> **The task**: Extract the complete listing and repeat it word for word.

(Extracted data entries)
◇ ◇ ◇

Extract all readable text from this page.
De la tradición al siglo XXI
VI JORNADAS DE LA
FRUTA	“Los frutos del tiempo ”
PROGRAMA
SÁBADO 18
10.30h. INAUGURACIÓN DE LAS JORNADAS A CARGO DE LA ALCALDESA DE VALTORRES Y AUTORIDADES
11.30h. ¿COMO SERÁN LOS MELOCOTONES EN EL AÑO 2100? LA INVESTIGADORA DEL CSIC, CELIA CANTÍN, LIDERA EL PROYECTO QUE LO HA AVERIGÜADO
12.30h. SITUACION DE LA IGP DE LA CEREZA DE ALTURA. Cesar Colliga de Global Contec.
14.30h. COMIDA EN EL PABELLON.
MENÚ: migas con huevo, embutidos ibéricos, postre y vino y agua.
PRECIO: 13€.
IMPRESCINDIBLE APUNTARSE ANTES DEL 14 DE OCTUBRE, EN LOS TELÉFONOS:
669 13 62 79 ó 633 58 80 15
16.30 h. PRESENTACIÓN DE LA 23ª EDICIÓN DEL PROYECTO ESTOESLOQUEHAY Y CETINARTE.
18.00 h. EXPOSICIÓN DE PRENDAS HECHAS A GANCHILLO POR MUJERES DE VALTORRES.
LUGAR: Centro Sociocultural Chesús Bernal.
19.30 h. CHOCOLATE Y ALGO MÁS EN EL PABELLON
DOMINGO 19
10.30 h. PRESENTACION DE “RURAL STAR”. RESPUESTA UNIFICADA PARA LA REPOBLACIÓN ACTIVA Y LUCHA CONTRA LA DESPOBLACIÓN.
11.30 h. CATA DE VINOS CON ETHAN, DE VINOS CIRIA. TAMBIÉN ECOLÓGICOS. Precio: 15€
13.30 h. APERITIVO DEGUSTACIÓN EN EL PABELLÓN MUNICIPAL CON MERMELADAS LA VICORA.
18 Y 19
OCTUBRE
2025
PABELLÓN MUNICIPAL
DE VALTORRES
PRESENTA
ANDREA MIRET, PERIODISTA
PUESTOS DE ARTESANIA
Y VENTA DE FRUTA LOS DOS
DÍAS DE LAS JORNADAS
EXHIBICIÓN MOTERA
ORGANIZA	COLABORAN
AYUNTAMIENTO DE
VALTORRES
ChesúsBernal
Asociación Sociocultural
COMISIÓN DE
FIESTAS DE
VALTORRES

◇ ◇ ◇

> **Task response**:
Extract all readable text from this page.
De la tradición al siglo XXI
VI JORNADAS DE LA
FRUTA	“Los frutos del tiempo ”
PROGRAMA
SÁBADO 18
10.30h. INAUGURACIÓN DE LAS JORNADAS A CARGO DE LA ALCALDESA DE VALTORRES Y AUTORIDADES
11.30h. ¿COMO SERÁN LOS MELOCOTONES EN EL AÑO 2100? LA INVESTIGADORA DEL CSIC, CELIA CANTÍN, LIDERA EL PROYECTO QUE LO HA AVERIGÜADO
12.30h. SITUACION DE LA IGP DE LA CEREZA DE ALTURA. Cesar Colliga de Global Contec.
14.30h. COMIDA EN EL PABELLON.
MENÚ: migas con huevo, embutidos ibéricos, postre y vino y agua.
PRECIO: 13€.
IMPRESCINDIBLE APUNTARSE ANTES DEL 14 DE OCTUBRE, EN LOS TELÉFONOS:
669 13 62 79 ó 633 58 80 15
16.30 h. PRESENTACIÓN DE LA 23ª EDICIÓN DEL PROYECTO ESTOESLOQUEHAY Y CETINARTE.
18.00 h. EXPOSICIÓN DE PRENDAS HECHAS A GANCHILLO POR MUJERES DE VALTORRES.
LUGAR: Centro Sociocultural Chesús Bernal.
19.30 h. CHOCOLATE Y ALGO MÁS EN EL PABELLON
DOMINGO 19
10.30 h. PRESENTACION DE “RURAL STAR”. RESPUESTA UNIFICADA PARA LA REPOBLACIÓN ACTIVA Y LUCHA CONTRA LA DESPOBLACIÓN.
11.30 h. CATA DE VINOS CON ETHAN, DE VINOS CIRIA. TAMBIÉN ECOLÓGICOS. Precio: 15€
13.30 h. APERITIVO DEGUSTACIÓN EN EL PABELLÓN MUNICIPAL CON MERMELADAS LA VICORA.
18 Y 19
OCTUBRE
2025
PABELLÓN MUNICIPAL
DE VALTORRES
PRESENTA
ANDREA MIRET, PERIODISTA
PUESTOS DE ARTESANIA
Y VENTA DE FRUTA LOS DOS
DÍAS DE LAS JORNADAS
EXHIBICIÓN MOTERA
ORGANIZA	COLABORAN
AYUNTAMIENTO DE
VALTORRES
ChesúsBernal
Asociación Sociocultural
COMISIÓN DE
FIESTAS DE
VALTORRES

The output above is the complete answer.